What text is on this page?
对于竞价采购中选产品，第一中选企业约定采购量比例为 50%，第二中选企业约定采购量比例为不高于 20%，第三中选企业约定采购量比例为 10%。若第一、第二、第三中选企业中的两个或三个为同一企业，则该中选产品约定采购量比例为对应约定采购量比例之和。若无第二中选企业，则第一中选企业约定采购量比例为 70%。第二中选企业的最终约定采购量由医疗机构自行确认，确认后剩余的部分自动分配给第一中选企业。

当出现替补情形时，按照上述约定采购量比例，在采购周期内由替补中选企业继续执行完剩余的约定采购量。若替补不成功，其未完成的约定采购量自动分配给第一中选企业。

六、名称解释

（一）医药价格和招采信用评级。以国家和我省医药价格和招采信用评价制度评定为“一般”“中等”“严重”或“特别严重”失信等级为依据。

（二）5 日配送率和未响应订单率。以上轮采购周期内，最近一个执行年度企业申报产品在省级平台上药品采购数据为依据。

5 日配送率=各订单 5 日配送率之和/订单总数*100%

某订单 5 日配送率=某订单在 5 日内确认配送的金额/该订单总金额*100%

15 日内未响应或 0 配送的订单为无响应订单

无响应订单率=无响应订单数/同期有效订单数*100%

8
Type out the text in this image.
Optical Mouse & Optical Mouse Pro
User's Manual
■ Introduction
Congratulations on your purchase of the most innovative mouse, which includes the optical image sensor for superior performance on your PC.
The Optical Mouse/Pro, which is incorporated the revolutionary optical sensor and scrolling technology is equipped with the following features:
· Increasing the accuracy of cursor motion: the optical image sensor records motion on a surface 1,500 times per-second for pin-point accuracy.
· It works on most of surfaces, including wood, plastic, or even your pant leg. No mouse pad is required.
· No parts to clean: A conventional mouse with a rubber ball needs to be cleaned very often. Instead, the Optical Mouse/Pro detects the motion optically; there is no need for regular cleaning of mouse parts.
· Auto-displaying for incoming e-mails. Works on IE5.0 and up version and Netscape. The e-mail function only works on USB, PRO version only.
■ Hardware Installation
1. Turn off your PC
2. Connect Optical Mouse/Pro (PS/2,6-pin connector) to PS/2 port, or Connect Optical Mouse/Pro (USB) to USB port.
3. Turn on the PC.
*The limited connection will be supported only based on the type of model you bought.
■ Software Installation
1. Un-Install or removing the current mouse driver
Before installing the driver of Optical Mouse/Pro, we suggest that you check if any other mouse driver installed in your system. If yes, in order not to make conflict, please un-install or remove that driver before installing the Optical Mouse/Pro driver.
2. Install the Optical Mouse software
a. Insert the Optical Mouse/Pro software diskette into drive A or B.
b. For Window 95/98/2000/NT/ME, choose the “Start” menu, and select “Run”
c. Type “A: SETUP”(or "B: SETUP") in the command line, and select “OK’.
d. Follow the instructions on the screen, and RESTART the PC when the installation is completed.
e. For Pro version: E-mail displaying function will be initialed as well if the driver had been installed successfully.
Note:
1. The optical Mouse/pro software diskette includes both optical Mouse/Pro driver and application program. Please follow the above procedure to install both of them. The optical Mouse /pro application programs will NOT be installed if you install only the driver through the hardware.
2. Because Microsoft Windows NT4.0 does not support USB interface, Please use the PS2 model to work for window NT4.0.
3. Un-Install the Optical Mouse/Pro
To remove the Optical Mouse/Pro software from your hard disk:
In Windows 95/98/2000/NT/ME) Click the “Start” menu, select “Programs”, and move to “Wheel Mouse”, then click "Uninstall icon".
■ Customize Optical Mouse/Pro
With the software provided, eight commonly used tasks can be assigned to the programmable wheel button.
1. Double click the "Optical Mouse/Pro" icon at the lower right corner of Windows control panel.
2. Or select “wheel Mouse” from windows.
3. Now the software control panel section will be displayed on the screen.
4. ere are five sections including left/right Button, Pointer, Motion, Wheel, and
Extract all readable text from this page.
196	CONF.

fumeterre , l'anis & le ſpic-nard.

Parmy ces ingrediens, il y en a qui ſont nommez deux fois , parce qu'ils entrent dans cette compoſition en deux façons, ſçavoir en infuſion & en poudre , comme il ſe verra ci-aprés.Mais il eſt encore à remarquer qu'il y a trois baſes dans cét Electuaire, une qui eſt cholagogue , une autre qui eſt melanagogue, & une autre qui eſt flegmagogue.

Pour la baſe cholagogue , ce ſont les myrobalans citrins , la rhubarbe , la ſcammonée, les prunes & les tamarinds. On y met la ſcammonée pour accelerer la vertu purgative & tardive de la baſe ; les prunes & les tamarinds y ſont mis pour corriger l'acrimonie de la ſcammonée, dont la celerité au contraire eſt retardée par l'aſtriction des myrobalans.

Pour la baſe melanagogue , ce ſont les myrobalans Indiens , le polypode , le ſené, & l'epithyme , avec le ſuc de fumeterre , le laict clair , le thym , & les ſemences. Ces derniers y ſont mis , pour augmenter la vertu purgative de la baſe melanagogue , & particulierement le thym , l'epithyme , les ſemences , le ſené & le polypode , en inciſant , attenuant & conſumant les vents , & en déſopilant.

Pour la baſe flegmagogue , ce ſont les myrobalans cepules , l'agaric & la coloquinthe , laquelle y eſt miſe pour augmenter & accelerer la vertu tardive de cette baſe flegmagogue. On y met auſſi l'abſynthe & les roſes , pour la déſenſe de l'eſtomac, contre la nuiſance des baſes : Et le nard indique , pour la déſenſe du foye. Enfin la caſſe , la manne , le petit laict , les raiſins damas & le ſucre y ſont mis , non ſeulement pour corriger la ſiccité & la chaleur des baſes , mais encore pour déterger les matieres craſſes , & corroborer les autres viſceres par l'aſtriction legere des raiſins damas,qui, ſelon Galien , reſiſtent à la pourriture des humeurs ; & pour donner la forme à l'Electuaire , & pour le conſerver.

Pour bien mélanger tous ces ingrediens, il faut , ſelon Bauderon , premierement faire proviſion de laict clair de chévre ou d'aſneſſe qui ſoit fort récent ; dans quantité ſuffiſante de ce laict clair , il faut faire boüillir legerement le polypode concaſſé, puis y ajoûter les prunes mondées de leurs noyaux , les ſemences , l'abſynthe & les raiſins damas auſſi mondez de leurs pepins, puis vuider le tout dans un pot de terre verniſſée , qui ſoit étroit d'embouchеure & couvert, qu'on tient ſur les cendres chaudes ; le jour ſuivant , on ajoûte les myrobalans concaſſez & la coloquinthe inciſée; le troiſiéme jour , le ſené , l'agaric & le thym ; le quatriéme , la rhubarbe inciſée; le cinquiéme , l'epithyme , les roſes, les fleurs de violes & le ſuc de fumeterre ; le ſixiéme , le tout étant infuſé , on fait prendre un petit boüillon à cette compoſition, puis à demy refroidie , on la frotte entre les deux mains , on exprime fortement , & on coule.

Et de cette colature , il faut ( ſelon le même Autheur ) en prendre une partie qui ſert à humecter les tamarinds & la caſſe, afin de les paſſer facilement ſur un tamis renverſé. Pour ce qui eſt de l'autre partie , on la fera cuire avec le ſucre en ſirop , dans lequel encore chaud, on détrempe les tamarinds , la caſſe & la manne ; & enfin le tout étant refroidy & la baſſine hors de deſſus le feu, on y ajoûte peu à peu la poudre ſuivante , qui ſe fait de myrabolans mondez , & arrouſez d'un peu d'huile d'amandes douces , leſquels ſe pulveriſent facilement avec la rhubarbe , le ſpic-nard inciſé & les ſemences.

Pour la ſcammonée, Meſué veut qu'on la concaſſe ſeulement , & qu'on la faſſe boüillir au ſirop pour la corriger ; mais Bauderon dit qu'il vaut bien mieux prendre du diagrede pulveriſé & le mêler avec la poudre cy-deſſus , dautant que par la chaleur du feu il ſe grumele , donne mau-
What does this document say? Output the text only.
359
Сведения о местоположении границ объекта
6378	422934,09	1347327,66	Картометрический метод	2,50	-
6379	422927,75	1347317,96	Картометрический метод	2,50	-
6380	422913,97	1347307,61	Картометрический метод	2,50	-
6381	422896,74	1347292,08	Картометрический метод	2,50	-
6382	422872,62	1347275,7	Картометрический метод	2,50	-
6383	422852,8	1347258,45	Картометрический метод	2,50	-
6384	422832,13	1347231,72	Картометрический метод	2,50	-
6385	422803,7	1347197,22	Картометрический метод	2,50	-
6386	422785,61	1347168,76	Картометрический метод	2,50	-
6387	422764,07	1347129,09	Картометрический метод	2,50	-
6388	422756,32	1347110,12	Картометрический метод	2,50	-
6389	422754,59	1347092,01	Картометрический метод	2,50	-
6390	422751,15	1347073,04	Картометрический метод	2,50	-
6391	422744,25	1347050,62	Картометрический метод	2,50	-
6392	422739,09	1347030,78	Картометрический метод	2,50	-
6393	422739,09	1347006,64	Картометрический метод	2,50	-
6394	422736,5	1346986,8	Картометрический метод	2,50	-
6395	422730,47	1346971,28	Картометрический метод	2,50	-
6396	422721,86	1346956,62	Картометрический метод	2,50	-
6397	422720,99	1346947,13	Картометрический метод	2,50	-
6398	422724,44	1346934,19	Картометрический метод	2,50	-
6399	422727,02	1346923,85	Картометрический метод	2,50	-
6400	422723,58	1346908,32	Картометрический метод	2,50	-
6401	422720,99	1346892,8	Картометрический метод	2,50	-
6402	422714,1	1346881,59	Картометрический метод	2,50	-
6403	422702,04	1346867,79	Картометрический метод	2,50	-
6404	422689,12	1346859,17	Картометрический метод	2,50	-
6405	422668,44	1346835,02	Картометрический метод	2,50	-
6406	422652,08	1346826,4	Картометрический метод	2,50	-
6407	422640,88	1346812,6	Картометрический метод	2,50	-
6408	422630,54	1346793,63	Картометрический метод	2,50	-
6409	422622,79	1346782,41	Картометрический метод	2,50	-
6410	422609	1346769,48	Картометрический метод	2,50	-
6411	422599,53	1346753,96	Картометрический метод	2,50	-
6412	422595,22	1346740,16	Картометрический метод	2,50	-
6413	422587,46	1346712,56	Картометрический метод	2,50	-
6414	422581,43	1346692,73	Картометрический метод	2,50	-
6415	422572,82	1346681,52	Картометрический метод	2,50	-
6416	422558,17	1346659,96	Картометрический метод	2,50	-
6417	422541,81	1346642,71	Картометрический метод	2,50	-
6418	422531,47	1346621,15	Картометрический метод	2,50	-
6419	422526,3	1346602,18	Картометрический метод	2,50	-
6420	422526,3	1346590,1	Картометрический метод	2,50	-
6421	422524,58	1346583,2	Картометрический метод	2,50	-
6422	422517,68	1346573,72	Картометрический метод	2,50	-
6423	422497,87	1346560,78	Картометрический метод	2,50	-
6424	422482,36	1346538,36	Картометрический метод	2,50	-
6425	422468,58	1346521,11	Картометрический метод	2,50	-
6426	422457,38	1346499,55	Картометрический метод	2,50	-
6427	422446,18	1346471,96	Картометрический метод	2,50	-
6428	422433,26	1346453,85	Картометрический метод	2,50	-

# # # #

● WRITTEN EXERCISE
Show each line holding the word "including".

● IN RESPONSE
· It works on most of surfaces, including wood, plastic, or even your pant leg. No mouse pad is required.
4. ere are five sections including left/right Button, Pointer, Motion, Wheel, and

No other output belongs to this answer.